(WHAT THE TASK ASKS)
How many lines in this material include the string "Security"? Answer with the number and nothing further.

(DATA IN THIS EXERCISE)
-*-*-

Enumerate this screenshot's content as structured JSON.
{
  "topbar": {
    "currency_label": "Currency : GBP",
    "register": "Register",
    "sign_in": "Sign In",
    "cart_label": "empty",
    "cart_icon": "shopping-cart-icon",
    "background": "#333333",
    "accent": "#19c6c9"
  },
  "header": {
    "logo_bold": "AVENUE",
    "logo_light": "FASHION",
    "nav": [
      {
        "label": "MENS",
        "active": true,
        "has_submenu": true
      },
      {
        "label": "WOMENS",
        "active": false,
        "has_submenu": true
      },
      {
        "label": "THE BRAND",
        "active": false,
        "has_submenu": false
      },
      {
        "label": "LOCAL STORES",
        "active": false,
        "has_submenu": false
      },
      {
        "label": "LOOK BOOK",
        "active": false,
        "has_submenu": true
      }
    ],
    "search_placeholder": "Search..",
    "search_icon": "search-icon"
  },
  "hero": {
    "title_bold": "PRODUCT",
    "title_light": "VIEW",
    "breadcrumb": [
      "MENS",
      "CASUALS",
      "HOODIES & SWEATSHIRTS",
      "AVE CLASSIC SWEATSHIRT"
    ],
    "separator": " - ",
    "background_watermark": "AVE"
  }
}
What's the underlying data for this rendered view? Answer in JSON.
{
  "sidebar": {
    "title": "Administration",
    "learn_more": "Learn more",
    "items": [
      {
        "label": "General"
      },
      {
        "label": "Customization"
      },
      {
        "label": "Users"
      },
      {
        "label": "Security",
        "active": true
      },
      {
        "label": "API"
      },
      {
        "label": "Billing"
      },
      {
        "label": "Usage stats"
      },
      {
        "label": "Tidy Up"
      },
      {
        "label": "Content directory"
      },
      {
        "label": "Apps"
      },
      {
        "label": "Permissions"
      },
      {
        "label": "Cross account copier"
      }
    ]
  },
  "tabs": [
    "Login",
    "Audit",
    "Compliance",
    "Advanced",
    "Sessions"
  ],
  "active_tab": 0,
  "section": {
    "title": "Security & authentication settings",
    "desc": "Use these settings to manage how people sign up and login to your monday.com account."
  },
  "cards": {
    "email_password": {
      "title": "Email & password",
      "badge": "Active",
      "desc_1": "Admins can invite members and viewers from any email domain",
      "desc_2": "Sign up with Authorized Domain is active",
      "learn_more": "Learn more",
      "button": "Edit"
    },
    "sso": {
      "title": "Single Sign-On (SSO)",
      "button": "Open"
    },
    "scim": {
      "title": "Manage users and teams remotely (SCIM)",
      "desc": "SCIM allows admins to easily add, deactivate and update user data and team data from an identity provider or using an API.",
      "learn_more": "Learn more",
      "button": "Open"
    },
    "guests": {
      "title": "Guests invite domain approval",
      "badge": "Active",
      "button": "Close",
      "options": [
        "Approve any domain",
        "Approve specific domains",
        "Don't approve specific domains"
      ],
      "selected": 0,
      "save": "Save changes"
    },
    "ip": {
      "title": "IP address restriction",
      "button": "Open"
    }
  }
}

-*-*-

(TASK SOLUTION)
2